REQUIRED TASK = Repeat every entry word for word, skipping the pictures.
********************
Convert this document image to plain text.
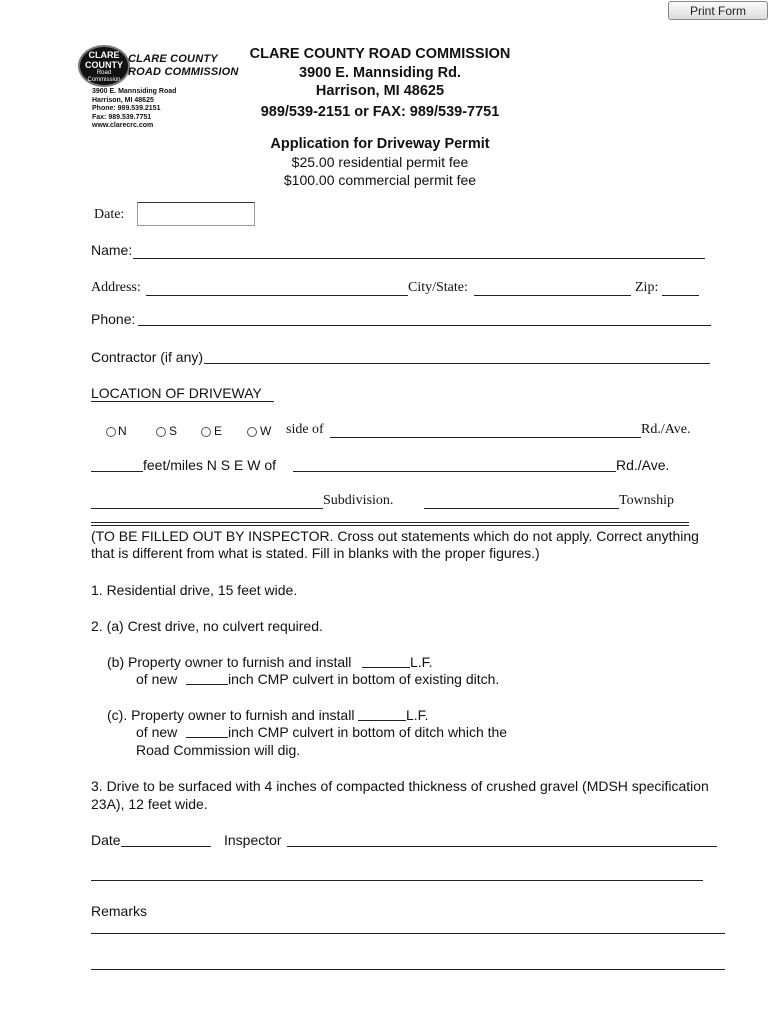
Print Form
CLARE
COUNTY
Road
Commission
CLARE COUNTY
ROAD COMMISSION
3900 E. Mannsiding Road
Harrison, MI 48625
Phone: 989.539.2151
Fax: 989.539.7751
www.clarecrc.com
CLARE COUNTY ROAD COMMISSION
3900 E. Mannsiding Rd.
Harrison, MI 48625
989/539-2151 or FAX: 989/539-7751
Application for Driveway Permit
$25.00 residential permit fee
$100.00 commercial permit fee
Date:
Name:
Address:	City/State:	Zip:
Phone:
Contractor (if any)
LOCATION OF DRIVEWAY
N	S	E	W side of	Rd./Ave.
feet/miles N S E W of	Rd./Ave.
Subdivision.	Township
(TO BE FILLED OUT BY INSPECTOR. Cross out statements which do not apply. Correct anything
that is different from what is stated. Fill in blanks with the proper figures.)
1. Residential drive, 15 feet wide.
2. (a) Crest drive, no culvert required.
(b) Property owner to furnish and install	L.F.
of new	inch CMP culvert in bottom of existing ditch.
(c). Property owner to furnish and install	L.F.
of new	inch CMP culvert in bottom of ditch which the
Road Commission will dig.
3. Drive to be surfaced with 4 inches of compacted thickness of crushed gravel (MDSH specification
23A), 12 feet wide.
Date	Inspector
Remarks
********************
WRITTEN ANSWER =
Convert this document image to plain text.
Print Form
CLARE
COUNTY
Road
Commission
CLARE COUNTY
ROAD COMMISSION
3900 E. Mannsiding Road
Harrison, MI 48625
Phone: 989.539.2151
Fax: 989.539.7751
www.clarecrc.com
CLARE COUNTY ROAD COMMISSION
3900 E. Mannsiding Rd.
Harrison, MI 48625
989/539-2151 or FAX: 989/539-7751
Application for Driveway Permit
$25.00 residential permit fee
$100.00 commercial permit fee
Date:
Name:
Address:	City/State:	Zip:
Phone:
Contractor (if any)
LOCATION OF DRIVEWAY
N	S	E	W side of	Rd./Ave.
feet/miles N S E W of	Rd./Ave.
Subdivision.	Township
(TO BE FILLED OUT BY INSPECTOR. Cross out statements which do not apply. Correct anything
that is different from what is stated. Fill in blanks with the proper figures.)
1. Residential drive, 15 feet wide.
2. (a) Crest drive, no culvert required.
(b) Property owner to furnish and install	L.F.
of new	inch CMP culvert in bottom of existing ditch.
(c). Property owner to furnish and install	L.F.
of new	inch CMP culvert in bottom of ditch which the
Road Commission will dig.
3. Drive to be surfaced with 4 inches of compacted thickness of crushed gravel (MDSH specification
23A), 12 feet wide.
Date	Inspector
Remarks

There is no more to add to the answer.